[Start of Records supplied]

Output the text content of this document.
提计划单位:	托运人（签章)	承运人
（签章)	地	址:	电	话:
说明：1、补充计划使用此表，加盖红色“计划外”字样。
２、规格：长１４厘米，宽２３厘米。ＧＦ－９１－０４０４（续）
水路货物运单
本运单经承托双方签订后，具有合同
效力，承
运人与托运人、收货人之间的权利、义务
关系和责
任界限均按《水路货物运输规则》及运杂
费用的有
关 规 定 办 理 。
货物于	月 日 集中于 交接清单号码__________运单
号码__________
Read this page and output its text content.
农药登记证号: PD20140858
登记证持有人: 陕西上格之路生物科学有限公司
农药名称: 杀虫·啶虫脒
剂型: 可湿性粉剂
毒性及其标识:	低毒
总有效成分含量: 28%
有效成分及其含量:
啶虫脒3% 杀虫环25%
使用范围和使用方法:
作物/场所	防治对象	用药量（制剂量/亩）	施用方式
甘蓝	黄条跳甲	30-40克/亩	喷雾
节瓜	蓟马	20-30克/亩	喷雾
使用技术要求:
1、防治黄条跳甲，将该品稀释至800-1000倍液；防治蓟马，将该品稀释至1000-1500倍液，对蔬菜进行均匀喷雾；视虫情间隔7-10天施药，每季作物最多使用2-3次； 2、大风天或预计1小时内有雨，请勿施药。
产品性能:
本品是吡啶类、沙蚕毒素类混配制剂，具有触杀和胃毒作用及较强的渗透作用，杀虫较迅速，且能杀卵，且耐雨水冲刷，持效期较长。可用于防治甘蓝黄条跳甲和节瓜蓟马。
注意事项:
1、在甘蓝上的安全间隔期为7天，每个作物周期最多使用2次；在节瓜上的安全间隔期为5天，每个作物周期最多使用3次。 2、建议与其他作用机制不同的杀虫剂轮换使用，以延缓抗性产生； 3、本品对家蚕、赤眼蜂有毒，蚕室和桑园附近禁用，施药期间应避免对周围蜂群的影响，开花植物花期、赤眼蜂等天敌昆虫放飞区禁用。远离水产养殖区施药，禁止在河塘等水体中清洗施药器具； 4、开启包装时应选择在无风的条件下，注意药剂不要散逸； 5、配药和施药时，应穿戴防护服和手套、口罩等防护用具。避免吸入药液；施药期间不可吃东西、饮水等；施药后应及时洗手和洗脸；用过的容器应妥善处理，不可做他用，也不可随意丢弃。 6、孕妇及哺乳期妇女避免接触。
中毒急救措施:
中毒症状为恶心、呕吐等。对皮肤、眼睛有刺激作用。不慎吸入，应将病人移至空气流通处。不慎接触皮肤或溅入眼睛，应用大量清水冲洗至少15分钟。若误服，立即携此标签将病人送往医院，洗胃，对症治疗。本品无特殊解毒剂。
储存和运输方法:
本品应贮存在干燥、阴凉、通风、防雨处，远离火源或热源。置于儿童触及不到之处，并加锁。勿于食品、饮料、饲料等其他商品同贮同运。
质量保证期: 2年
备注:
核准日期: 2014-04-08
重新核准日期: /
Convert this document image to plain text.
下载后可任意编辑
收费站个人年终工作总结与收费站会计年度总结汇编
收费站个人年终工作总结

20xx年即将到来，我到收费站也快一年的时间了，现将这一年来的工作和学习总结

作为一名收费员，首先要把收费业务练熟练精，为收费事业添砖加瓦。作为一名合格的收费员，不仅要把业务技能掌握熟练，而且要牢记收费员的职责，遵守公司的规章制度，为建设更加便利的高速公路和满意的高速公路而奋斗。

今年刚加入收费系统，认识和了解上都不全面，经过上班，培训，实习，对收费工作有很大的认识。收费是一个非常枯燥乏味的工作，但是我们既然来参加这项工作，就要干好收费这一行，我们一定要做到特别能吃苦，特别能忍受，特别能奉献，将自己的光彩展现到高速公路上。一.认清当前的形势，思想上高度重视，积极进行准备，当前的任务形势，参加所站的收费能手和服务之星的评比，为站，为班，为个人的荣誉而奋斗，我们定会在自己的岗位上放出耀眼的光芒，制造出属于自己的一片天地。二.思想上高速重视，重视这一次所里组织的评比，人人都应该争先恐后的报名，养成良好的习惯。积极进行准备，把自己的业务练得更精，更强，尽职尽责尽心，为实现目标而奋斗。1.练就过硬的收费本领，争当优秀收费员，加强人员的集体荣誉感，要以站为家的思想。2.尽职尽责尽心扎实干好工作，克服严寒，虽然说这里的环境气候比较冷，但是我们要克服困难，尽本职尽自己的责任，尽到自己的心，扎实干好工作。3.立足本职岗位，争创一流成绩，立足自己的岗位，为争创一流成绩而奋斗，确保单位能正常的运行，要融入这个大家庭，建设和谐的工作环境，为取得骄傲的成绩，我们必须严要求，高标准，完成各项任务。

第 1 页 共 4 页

[End of Records supplied]

Write out every line of the records exactly.

Task solution:
Output the text content of this document.
提计划单位:	托运人（签章)	承运人
（签章)	地	址:	电	话:
说明：1、补充计划使用此表，加盖红色“计划外”字样。
２、规格：长１４厘米，宽２３厘米。ＧＦ－９１－０４０４（续）
水路货物运单
本运单经承托双方签订后，具有合同
效力，承
运人与托运人、收货人之间的权利、义务
关系和责
任界限均按《水路货物运输规则》及运杂
费用的有
关 规 定 办 理 。
货物于	月 日 集中于 交接清单号码__________运单
号码__________
Read this page and output its text content.
农药登记证号: PD20140858
登记证持有人: 陕西上格之路生物科学有限公司
农药名称: 杀虫·啶虫脒
剂型: 可湿性粉剂
毒性及其标识:	低毒
总有效成分含量: 28%
有效成分及其含量:
啶虫脒3% 杀虫环25%
使用范围和使用方法:
作物/场所	防治对象	用药量（制剂量/亩）	施用方式
甘蓝	黄条跳甲	30-40克/亩	喷雾
节瓜	蓟马	20-30克/亩	喷雾
使用技术要求:
1、防治黄条跳甲，将该品稀释至800-1000倍液；防治蓟马，将该品稀释至1000-1500倍液，对蔬菜进行均匀喷雾；视虫情间隔7-10天施药，每季作物最多使用2-3次； 2、大风天或预计1小时内有雨，请勿施药。
产品性能:
本品是吡啶类、沙蚕毒素类混配制剂，具有触杀和胃毒作用及较强的渗透作用，杀虫较迅速，且能杀卵，且耐雨水冲刷，持效期较长。可用于防治甘蓝黄条跳甲和节瓜蓟马。
注意事项:
1、在甘蓝上的安全间隔期为7天，每个作物周期最多使用2次；在节瓜上的安全间隔期为5天，每个作物周期最多使用3次。 2、建议与其他作用机制不同的杀虫剂轮换使用，以延缓抗性产生； 3、本品对家蚕、赤眼蜂有毒，蚕室和桑园附近禁用，施药期间应避免对周围蜂群的影响，开花植物花期、赤眼蜂等天敌昆虫放飞区禁用。远离水产养殖区施药，禁止在河塘等水体中清洗施药器具； 4、开启包装时应选择在无风的条件下，注意药剂不要散逸； 5、配药和施药时，应穿戴防护服和手套、口罩等防护用具。避免吸入药液；施药期间不可吃东西、饮水等；施药后应及时洗手和洗脸；用过的容器应妥善处理，不可做他用，也不可随意丢弃。 6、孕妇及哺乳期妇女避免接触。
中毒急救措施:
中毒症状为恶心、呕吐等。对皮肤、眼睛有刺激作用。不慎吸入，应将病人移至空气流通处。不慎接触皮肤或溅入眼睛，应用大量清水冲洗至少15分钟。若误服，立即携此标签将病人送往医院，洗胃，对症治疗。本品无特殊解毒剂。
储存和运输方法:
本品应贮存在干燥、阴凉、通风、防雨处，远离火源或热源。置于儿童触及不到之处，并加锁。勿于食品、饮料、饲料等其他商品同贮同运。
质量保证期: 2年
备注:
核准日期: 2014-04-08
重新核准日期: /
Convert this document image to plain text.
下载后可任意编辑
收费站个人年终工作总结与收费站会计年度总结汇编
收费站个人年终工作总结

20xx年即将到来，我到收费站也快一年的时间了，现将这一年来的工作和学习总结

作为一名收费员，首先要把收费业务练熟练精，为收费事业添砖加瓦。作为一名合格的收费员，不仅要把业务技能掌握熟练，而且要牢记收费员的职责，遵守公司的规章制度，为建设更加便利的高速公路和满意的高速公路而奋斗。

今年刚加入收费系统，认识和了解上都不全面，经过上班，培训，实习，对收费工作有很大的认识。收费是一个非常枯燥乏味的工作，但是我们既然来参加这项工作，就要干好收费这一行，我们一定要做到特别能吃苦，特别能忍受，特别能奉献，将自己的光彩展现到高速公路上。一.认清当前的形势，思想上高度重视，积极进行准备，当前的任务形势，参加所站的收费能手和服务之星的评比，为站，为班，为个人的荣誉而奋斗，我们定会在自己的岗位上放出耀眼的光芒，制造出属于自己的一片天地。二.思想上高速重视，重视这一次所里组织的评比，人人都应该争先恐后的报名，养成良好的习惯。积极进行准备，把自己的业务练得更精，更强，尽职尽责尽心，为实现目标而奋斗。1.练就过硬的收费本领，争当优秀收费员，加强人员的集体荣誉感，要以站为家的思想。2.尽职尽责尽心扎实干好工作，克服严寒，虽然说这里的环境气候比较冷，但是我们要克服困难，尽本职尽自己的责任，尽到自己的心，扎实干好工作。3.立足本职岗位，争创一流成绩，立足自己的岗位，为争创一流成绩而奋斗，确保单位能正常的运行，要融入这个大家庭，建设和谐的工作环境，为取得骄傲的成绩，我们必须严要求，高标准，完成各项任务。

第 1 页 共 4 页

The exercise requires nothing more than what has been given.